*** Supplied data ***
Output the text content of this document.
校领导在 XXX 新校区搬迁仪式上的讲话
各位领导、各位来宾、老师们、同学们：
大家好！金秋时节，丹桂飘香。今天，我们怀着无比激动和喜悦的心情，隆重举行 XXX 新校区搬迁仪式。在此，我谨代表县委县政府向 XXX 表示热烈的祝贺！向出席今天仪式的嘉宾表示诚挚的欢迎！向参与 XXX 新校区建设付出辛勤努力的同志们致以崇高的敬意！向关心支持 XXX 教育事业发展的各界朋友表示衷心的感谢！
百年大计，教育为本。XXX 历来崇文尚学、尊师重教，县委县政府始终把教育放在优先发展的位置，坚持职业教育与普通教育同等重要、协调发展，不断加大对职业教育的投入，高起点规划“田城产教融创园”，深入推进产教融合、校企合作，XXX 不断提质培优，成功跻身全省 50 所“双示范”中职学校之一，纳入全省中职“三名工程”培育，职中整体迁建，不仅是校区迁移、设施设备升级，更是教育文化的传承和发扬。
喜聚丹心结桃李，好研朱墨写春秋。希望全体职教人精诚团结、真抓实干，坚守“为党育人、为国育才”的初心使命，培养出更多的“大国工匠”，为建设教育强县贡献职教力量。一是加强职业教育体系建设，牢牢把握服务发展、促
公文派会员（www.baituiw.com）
***
#### [Directive]
Reproduce the material precisely, including every line.

#### [Solution for this problem]
Output the text content of this document.
校领导在 XXX 新校区搬迁仪式上的讲话
各位领导、各位来宾、老师们、同学们：
大家好！金秋时节，丹桂飘香。今天，我们怀着无比激动和喜悦的心情，隆重举行 XXX 新校区搬迁仪式。在此，我谨代表县委县政府向 XXX 表示热烈的祝贺！向出席今天仪式的嘉宾表示诚挚的欢迎！向参与 XXX 新校区建设付出辛勤努力的同志们致以崇高的敬意！向关心支持 XXX 教育事业发展的各界朋友表示衷心的感谢！
百年大计，教育为本。XXX 历来崇文尚学、尊师重教，县委县政府始终把教育放在优先发展的位置，坚持职业教育与普通教育同等重要、协调发展，不断加大对职业教育的投入，高起点规划“田城产教融创园”，深入推进产教融合、校企合作，XXX 不断提质培优，成功跻身全省 50 所“双示范”中职学校之一，纳入全省中职“三名工程”培育，职中整体迁建，不仅是校区迁移、设施设备升级，更是教育文化的传承和发扬。
喜聚丹心结桃李，好研朱墨写春秋。希望全体职教人精诚团结、真抓实干，坚守“为党育人、为国育才”的初心使命，培养出更多的“大国工匠”，为建设教育强县贡献职教力量。一是加强职业教育体系建设，牢牢把握服务发展、促
公文派会员（www.baituiw.com）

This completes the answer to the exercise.